Data records
** Begin **
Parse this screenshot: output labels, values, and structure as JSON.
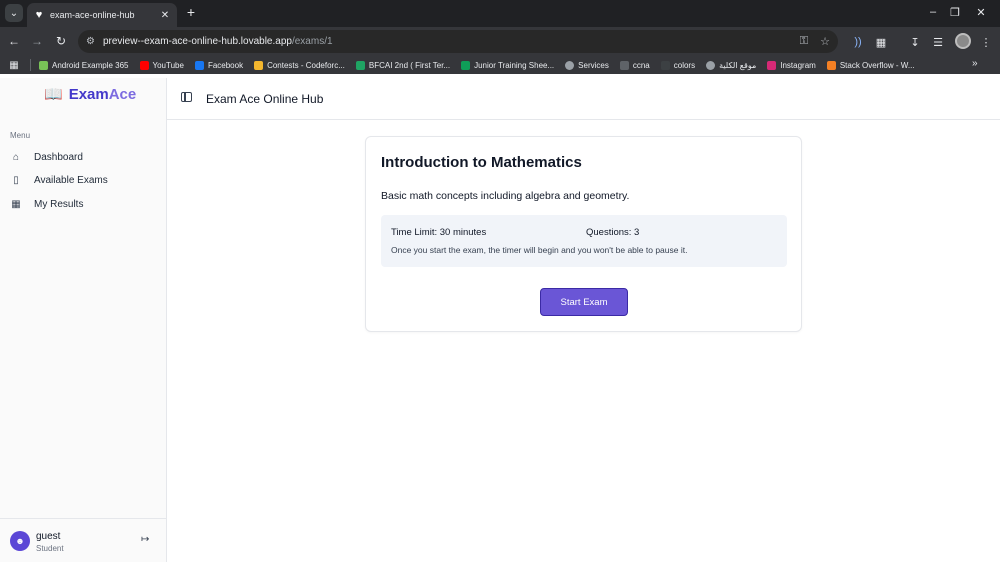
{
  "browser": {
    "tab": {
      "title": "exam-ace-online-hub",
      "favicon": "heart-icon"
    },
    "url": {
      "prefix": "preview--exam-ace-online-hub.lovable.app",
      "path": "/exams/1"
    },
    "bookmarks": [
      {
        "label": "Android Example 365",
        "color": "#78c257"
      },
      {
        "label": "YouTube",
        "color": "#ff0000"
      },
      {
        "label": "Facebook",
        "color": "#1877f2"
      },
      {
        "label": "Contests - Codeforc...",
        "color": "#f3b62e"
      },
      {
        "label": "BFCAI 2nd ( First Ter...",
        "color": "#1fa463"
      },
      {
        "label": "Junior Training Shee...",
        "color": "#0f9d58"
      },
      {
        "label": "Services",
        "color": "#9aa0a6"
      },
      {
        "label": "ccna",
        "color": "#5f6368"
      },
      {
        "label": "colors",
        "color": "#3c4043"
      },
      {
        "label": "موقع الكلية",
        "color": "#9aa0a6"
      },
      {
        "label": "Instagram",
        "color": "#d62976"
      },
      {
        "label": "Stack Overflow - W...",
        "color": "#f48024"
      }
    ]
  },
  "sidebar": {
    "brand": {
      "part1": "Exam",
      "part2": "Ace"
    },
    "menu_label": "Menu",
    "items": [
      {
        "label": "Dashboard",
        "icon": "home-icon"
      },
      {
        "label": "Available Exams",
        "icon": "book-icon"
      },
      {
        "label": "My Results",
        "icon": "grid-icon"
      }
    ],
    "user": {
      "name": "guest",
      "role": "Student"
    }
  },
  "header": {
    "title": "Exam Ace Online Hub"
  },
  "exam": {
    "title": "Introduction to Mathematics",
    "description": "Basic math concepts including algebra and geometry.",
    "time_limit": "Time Limit: 30 minutes",
    "questions": "Questions: 3",
    "notice": "Once you start the exam, the timer will begin and you won't be able to pause it.",
    "start_label": "Start Exam"
  },
  "colors": {
    "accent": "#6a56d6",
    "brand": "#4338ca"
  }
}
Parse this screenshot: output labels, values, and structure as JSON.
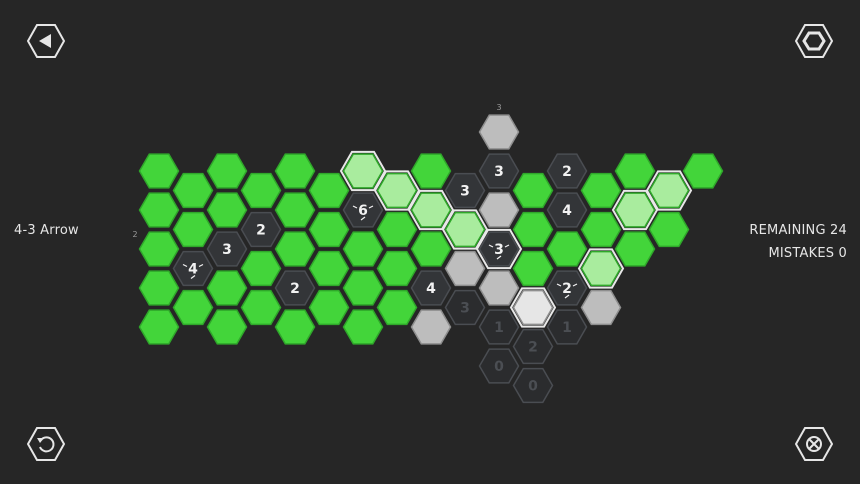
{
  "level": {
    "name": "4-3 Arrow"
  },
  "stats": {
    "remaining_text": "REMAINING 24",
    "mistakes_text": "MISTAKES 0"
  },
  "icons": {
    "back": "play-reverse-icon",
    "settings": "hexagon-settings-icon",
    "reset": "undo-icon",
    "close": "crossed-circle-icon"
  },
  "colors": {
    "background": "#262626",
    "blue_cell": "#43d53a",
    "blue_highlight": "#a9ec9e",
    "dark_cell": "#333538",
    "dark_cell_faded": "#2b2c2e",
    "orange_cell": "#bdbdbd",
    "outline": "#e8e8e8"
  },
  "board": {
    "column_hints": [
      {
        "text": "3",
        "col": 10,
        "top": true
      },
      {
        "text": "2",
        "col": 0,
        "side": true
      }
    ],
    "cells": [
      {
        "c": 0,
        "r": 0,
        "t": "g"
      },
      {
        "c": 0,
        "r": 1,
        "t": "g"
      },
      {
        "c": 0,
        "r": 2,
        "t": "g"
      },
      {
        "c": 0,
        "r": 3,
        "t": "g"
      },
      {
        "c": 0,
        "r": 4,
        "t": "g"
      },
      {
        "c": 1,
        "r": 0,
        "t": "g"
      },
      {
        "c": 1,
        "r": 1,
        "t": "g"
      },
      {
        "c": 1,
        "r": 2,
        "t": "d",
        "n": "4",
        "hint": true
      },
      {
        "c": 1,
        "r": 3,
        "t": "g"
      },
      {
        "c": 2,
        "r": 0,
        "t": "g"
      },
      {
        "c": 2,
        "r": 1,
        "t": "g"
      },
      {
        "c": 2,
        "r": 2,
        "t": "d",
        "n": "3"
      },
      {
        "c": 2,
        "r": 3,
        "t": "g"
      },
      {
        "c": 2,
        "r": 4,
        "t": "g"
      },
      {
        "c": 3,
        "r": 0,
        "t": "g"
      },
      {
        "c": 3,
        "r": 1,
        "t": "d",
        "n": "2"
      },
      {
        "c": 3,
        "r": 2,
        "t": "g"
      },
      {
        "c": 3,
        "r": 3,
        "t": "g"
      },
      {
        "c": 4,
        "r": 0,
        "t": "g"
      },
      {
        "c": 4,
        "r": 1,
        "t": "g"
      },
      {
        "c": 4,
        "r": 2,
        "t": "g"
      },
      {
        "c": 4,
        "r": 3,
        "t": "d",
        "n": "2"
      },
      {
        "c": 4,
        "r": 4,
        "t": "g"
      },
      {
        "c": 5,
        "r": 0,
        "t": "g"
      },
      {
        "c": 5,
        "r": 1,
        "t": "g"
      },
      {
        "c": 5,
        "r": 2,
        "t": "g"
      },
      {
        "c": 5,
        "r": 3,
        "t": "g"
      },
      {
        "c": 6,
        "r": 0,
        "t": "gh",
        "o": true
      },
      {
        "c": 6,
        "r": 1,
        "t": "d",
        "n": "6",
        "hint": true
      },
      {
        "c": 6,
        "r": 2,
        "t": "g"
      },
      {
        "c": 6,
        "r": 3,
        "t": "g"
      },
      {
        "c": 6,
        "r": 4,
        "t": "g"
      },
      {
        "c": 7,
        "r": 0,
        "t": "gh",
        "o": true
      },
      {
        "c": 7,
        "r": 1,
        "t": "g"
      },
      {
        "c": 7,
        "r": 2,
        "t": "g"
      },
      {
        "c": 7,
        "r": 3,
        "t": "g"
      },
      {
        "c": 8,
        "r": 0,
        "t": "g"
      },
      {
        "c": 8,
        "r": 1,
        "t": "gh",
        "o": true
      },
      {
        "c": 8,
        "r": 2,
        "t": "g"
      },
      {
        "c": 8,
        "r": 3,
        "t": "d",
        "n": "4"
      },
      {
        "c": 8,
        "r": 4,
        "t": "o"
      },
      {
        "c": 9,
        "r": 0,
        "t": "d",
        "n": "3"
      },
      {
        "c": 9,
        "r": 1,
        "t": "gh",
        "o": true
      },
      {
        "c": 9,
        "r": 2,
        "t": "o"
      },
      {
        "c": 9,
        "r": 3,
        "t": "f",
        "n": "3"
      },
      {
        "c": 10,
        "r": -1,
        "t": "o"
      },
      {
        "c": 10,
        "r": 0,
        "t": "d",
        "n": "3"
      },
      {
        "c": 10,
        "r": 1,
        "t": "o"
      },
      {
        "c": 10,
        "r": 2,
        "t": "d",
        "n": "3",
        "o": true,
        "hint": true
      },
      {
        "c": 10,
        "r": 3,
        "t": "o"
      },
      {
        "c": 10,
        "r": 4,
        "t": "f",
        "n": "1"
      },
      {
        "c": 10,
        "r": 5,
        "t": "f",
        "n": "0"
      },
      {
        "c": 11,
        "r": 0,
        "t": "g"
      },
      {
        "c": 11,
        "r": 1,
        "t": "g"
      },
      {
        "c": 11,
        "r": 2,
        "t": "g"
      },
      {
        "c": 11,
        "r": 3,
        "t": "oh",
        "o": true
      },
      {
        "c": 11,
        "r": 4,
        "t": "f",
        "n": "2"
      },
      {
        "c": 11,
        "r": 5,
        "t": "f",
        "n": "0"
      },
      {
        "c": 12,
        "r": 0,
        "t": "d",
        "n": "2"
      },
      {
        "c": 12,
        "r": 1,
        "t": "d",
        "n": "4"
      },
      {
        "c": 12,
        "r": 2,
        "t": "g"
      },
      {
        "c": 12,
        "r": 3,
        "t": "d",
        "n": "2",
        "hint": true
      },
      {
        "c": 12,
        "r": 4,
        "t": "f",
        "n": "1"
      },
      {
        "c": 13,
        "r": 0,
        "t": "g"
      },
      {
        "c": 13,
        "r": 1,
        "t": "g"
      },
      {
        "c": 13,
        "r": 2,
        "t": "gh",
        "o": true
      },
      {
        "c": 13,
        "r": 3,
        "t": "o"
      },
      {
        "c": 14,
        "r": 0,
        "t": "g"
      },
      {
        "c": 14,
        "r": 1,
        "t": "gh",
        "o": true
      },
      {
        "c": 14,
        "r": 2,
        "t": "g"
      },
      {
        "c": 15,
        "r": 0,
        "t": "gh",
        "o": true
      },
      {
        "c": 15,
        "r": 1,
        "t": "g"
      },
      {
        "c": 16,
        "r": 0,
        "t": "g"
      }
    ]
  }
}
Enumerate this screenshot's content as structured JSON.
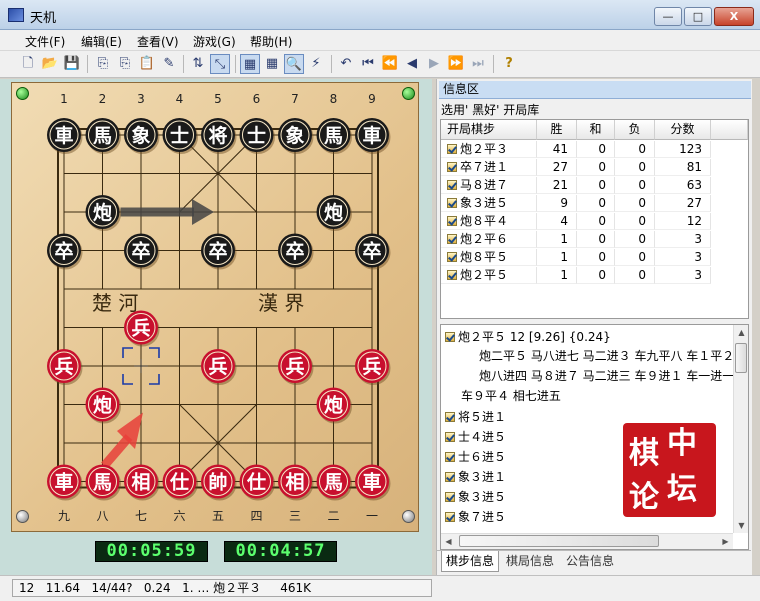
** End **
Gather from the entries above all lines that include the string "title".

▸ Solution to this problem
      "title": "exam-ace-online-hub",
    "title": "Exam Ace Online Hub"
    "title": "Introduction to Mathematics",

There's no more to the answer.